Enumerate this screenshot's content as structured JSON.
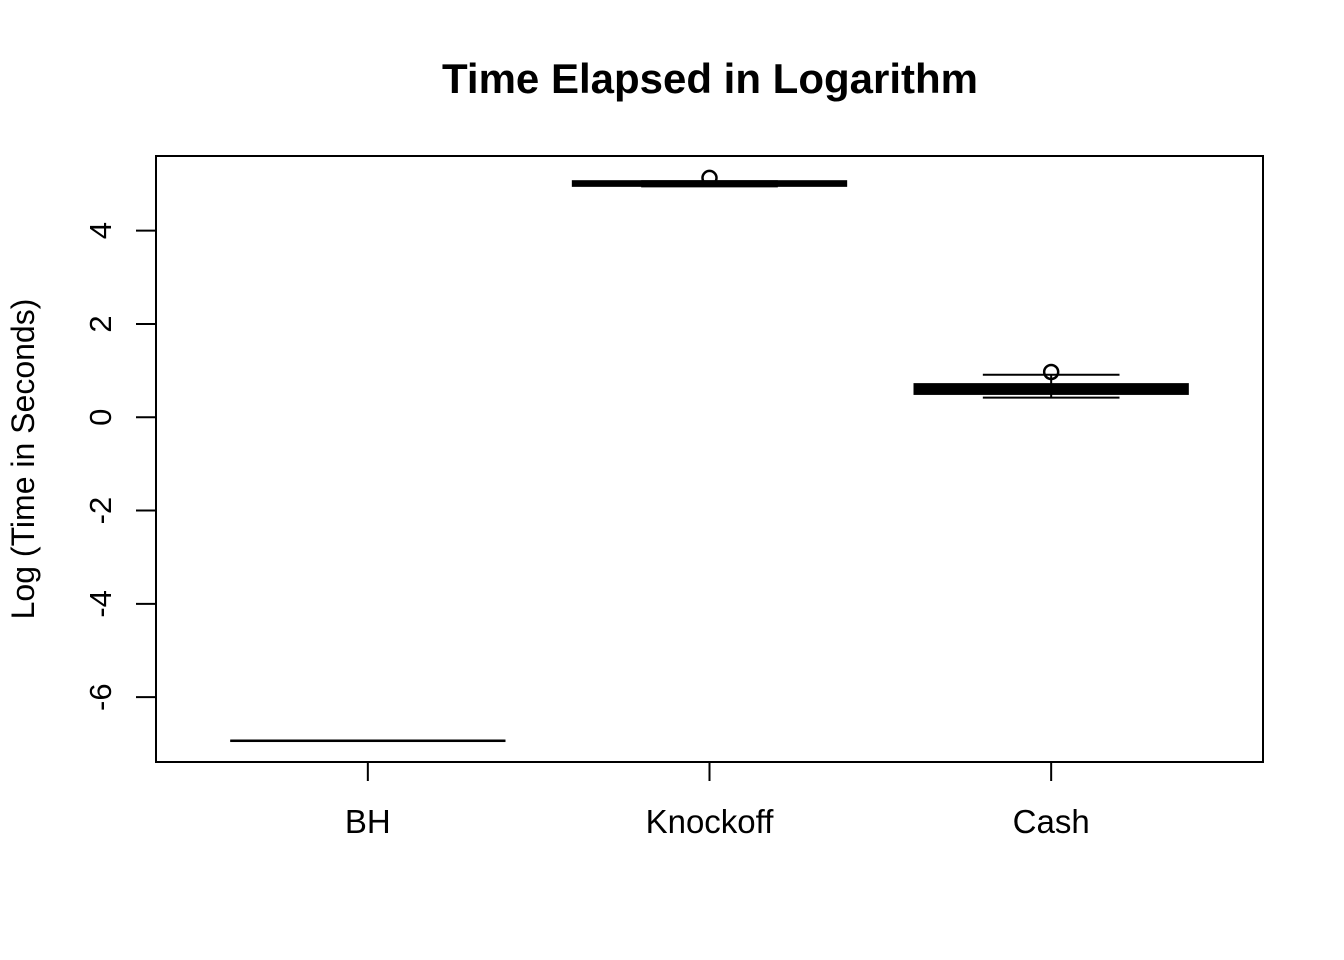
{
  "figure": {
    "background": "#ffffff",
    "foreground": "#000000"
  },
  "chart_data": {
    "type": "boxplot",
    "title": "Time Elapsed in Logarithm",
    "xlabel": "",
    "ylabel": "Log (Time in Seconds)",
    "categories": [
      "BH",
      "Knockoff",
      "Cash"
    ],
    "y_ticks": [
      -6,
      -4,
      -2,
      0,
      2,
      4
    ],
    "ylim": [
      -7.4,
      5.6
    ],
    "grid": false,
    "legend": false,
    "color": "#000000",
    "boxes": [
      {
        "category": "BH",
        "whisker_low": -6.93,
        "q1": -6.93,
        "median": -6.93,
        "q3": -6.93,
        "whisker_high": -6.93,
        "outliers": []
      },
      {
        "category": "Knockoff",
        "whisker_low": 4.95,
        "q1": 4.96,
        "median": 5.01,
        "q3": 5.06,
        "whisker_high": 5.06,
        "outliers": [
          5.13
        ]
      },
      {
        "category": "Cash",
        "whisker_low": 0.42,
        "q1": 0.5,
        "median": 0.6,
        "q3": 0.71,
        "whisker_high": 0.91,
        "outliers": [
          0.97
        ]
      }
    ]
  }
}
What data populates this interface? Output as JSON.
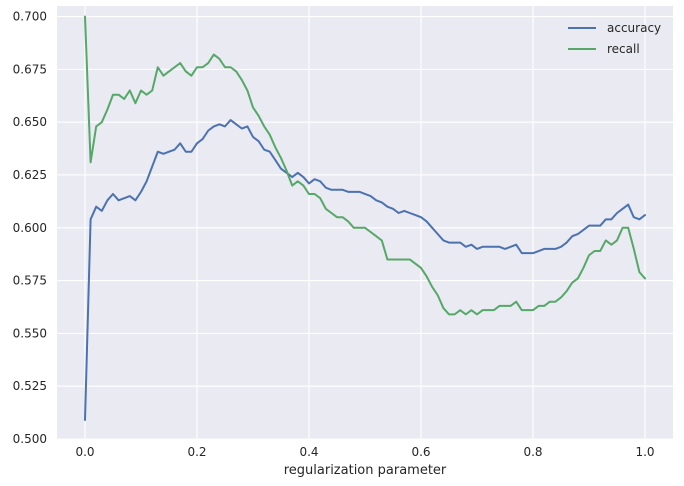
{
  "chart_data": {
    "type": "line",
    "title": "",
    "xlabel": "regularization parameter",
    "ylabel": "",
    "xlim": [
      -0.05,
      1.05
    ],
    "ylim": [
      0.5,
      0.705
    ],
    "xticks": [
      0.0,
      0.2,
      0.4,
      0.6,
      0.8,
      1.0
    ],
    "xtick_labels": [
      "0.0",
      "0.2",
      "0.4",
      "0.6",
      "0.8",
      "1.0"
    ],
    "yticks": [
      0.5,
      0.525,
      0.55,
      0.575,
      0.6,
      0.625,
      0.65,
      0.675,
      0.7
    ],
    "ytick_labels": [
      "0.500",
      "0.525",
      "0.550",
      "0.575",
      "0.600",
      "0.625",
      "0.650",
      "0.675",
      "0.700"
    ],
    "grid": true,
    "legend_position": "top-right",
    "x": [
      0.0,
      0.01,
      0.02,
      0.03,
      0.04,
      0.05,
      0.06,
      0.07,
      0.08,
      0.09,
      0.1,
      0.11,
      0.12,
      0.13,
      0.14,
      0.15,
      0.16,
      0.17,
      0.18,
      0.19,
      0.2,
      0.21,
      0.22,
      0.23,
      0.24,
      0.25,
      0.26,
      0.27,
      0.28,
      0.29,
      0.3,
      0.31,
      0.32,
      0.33,
      0.34,
      0.35,
      0.36,
      0.37,
      0.38,
      0.39,
      0.4,
      0.41,
      0.42,
      0.43,
      0.44,
      0.45,
      0.46,
      0.47,
      0.48,
      0.49,
      0.5,
      0.51,
      0.52,
      0.53,
      0.54,
      0.55,
      0.56,
      0.57,
      0.58,
      0.59,
      0.6,
      0.61,
      0.62,
      0.63,
      0.64,
      0.65,
      0.66,
      0.67,
      0.68,
      0.69,
      0.7,
      0.71,
      0.72,
      0.73,
      0.74,
      0.75,
      0.76,
      0.77,
      0.78,
      0.79,
      0.8,
      0.81,
      0.82,
      0.83,
      0.84,
      0.85,
      0.86,
      0.87,
      0.88,
      0.89,
      0.9,
      0.91,
      0.92,
      0.93,
      0.94,
      0.95,
      0.96,
      0.97,
      0.98,
      0.99,
      1.0
    ],
    "series": [
      {
        "name": "accuracy",
        "color": "#4c72b0",
        "values": [
          0.509,
          0.604,
          0.61,
          0.608,
          0.613,
          0.616,
          0.613,
          0.614,
          0.615,
          0.613,
          0.617,
          0.622,
          0.629,
          0.636,
          0.635,
          0.636,
          0.637,
          0.64,
          0.636,
          0.636,
          0.64,
          0.642,
          0.646,
          0.648,
          0.649,
          0.648,
          0.651,
          0.649,
          0.647,
          0.648,
          0.643,
          0.641,
          0.637,
          0.636,
          0.632,
          0.628,
          0.626,
          0.624,
          0.626,
          0.624,
          0.621,
          0.623,
          0.622,
          0.619,
          0.618,
          0.618,
          0.618,
          0.617,
          0.617,
          0.617,
          0.616,
          0.615,
          0.613,
          0.612,
          0.61,
          0.609,
          0.607,
          0.608,
          0.607,
          0.606,
          0.605,
          0.603,
          0.6,
          0.597,
          0.594,
          0.593,
          0.593,
          0.593,
          0.591,
          0.592,
          0.59,
          0.591,
          0.591,
          0.591,
          0.591,
          0.59,
          0.591,
          0.592,
          0.588,
          0.588,
          0.588,
          0.589,
          0.59,
          0.59,
          0.59,
          0.591,
          0.593,
          0.596,
          0.597,
          0.599,
          0.601,
          0.601,
          0.601,
          0.604,
          0.604,
          0.607,
          0.609,
          0.611,
          0.605,
          0.604,
          0.606
        ]
      },
      {
        "name": "recall",
        "color": "#55a868",
        "values": [
          0.7,
          0.631,
          0.648,
          0.65,
          0.656,
          0.663,
          0.663,
          0.661,
          0.665,
          0.659,
          0.665,
          0.663,
          0.665,
          0.676,
          0.672,
          0.674,
          0.676,
          0.678,
          0.674,
          0.672,
          0.676,
          0.676,
          0.678,
          0.682,
          0.68,
          0.676,
          0.676,
          0.674,
          0.67,
          0.665,
          0.657,
          0.653,
          0.648,
          0.644,
          0.638,
          0.633,
          0.627,
          0.62,
          0.622,
          0.62,
          0.616,
          0.616,
          0.614,
          0.609,
          0.607,
          0.605,
          0.605,
          0.603,
          0.6,
          0.6,
          0.6,
          0.598,
          0.596,
          0.594,
          0.585,
          0.585,
          0.585,
          0.585,
          0.585,
          0.583,
          0.581,
          0.577,
          0.572,
          0.568,
          0.562,
          0.559,
          0.559,
          0.561,
          0.559,
          0.561,
          0.559,
          0.561,
          0.561,
          0.561,
          0.563,
          0.563,
          0.563,
          0.565,
          0.561,
          0.561,
          0.561,
          0.563,
          0.563,
          0.565,
          0.565,
          0.567,
          0.57,
          0.574,
          0.576,
          0.581,
          0.587,
          0.589,
          0.589,
          0.594,
          0.592,
          0.594,
          0.6,
          0.6,
          0.59,
          0.579,
          0.576
        ]
      }
    ]
  },
  "style": {
    "plot_background": "#eaeaf2",
    "grid_color": "#ffffff",
    "text_color": "#262626"
  }
}
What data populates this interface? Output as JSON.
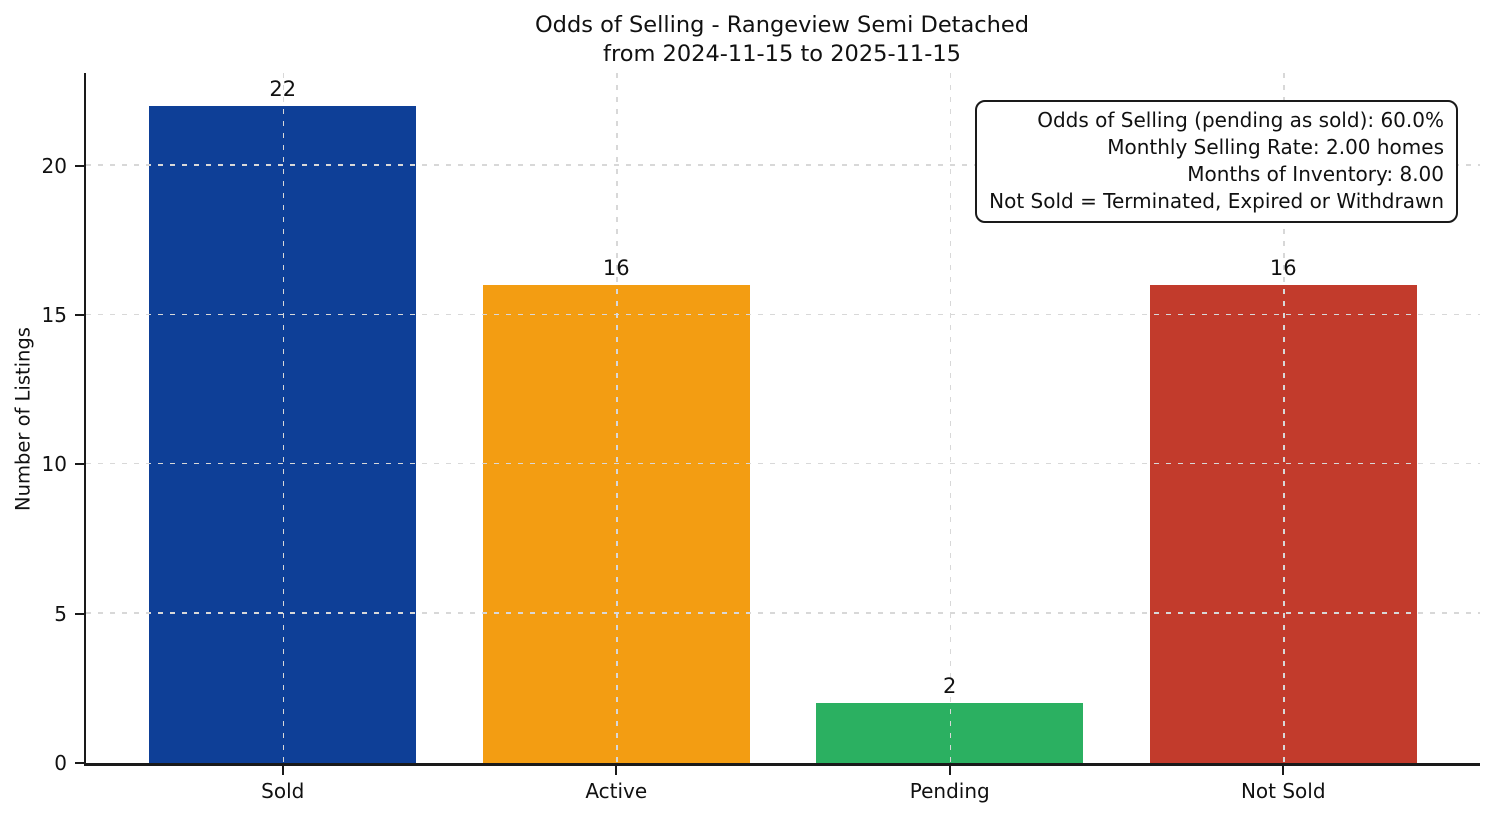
+--
Scan the lines for the string "ffffff". Pick out every line that has it.

* [COMPLETE RESPONSE]:
    "background": "#ffffff",
    "grid_color": "#ffffff",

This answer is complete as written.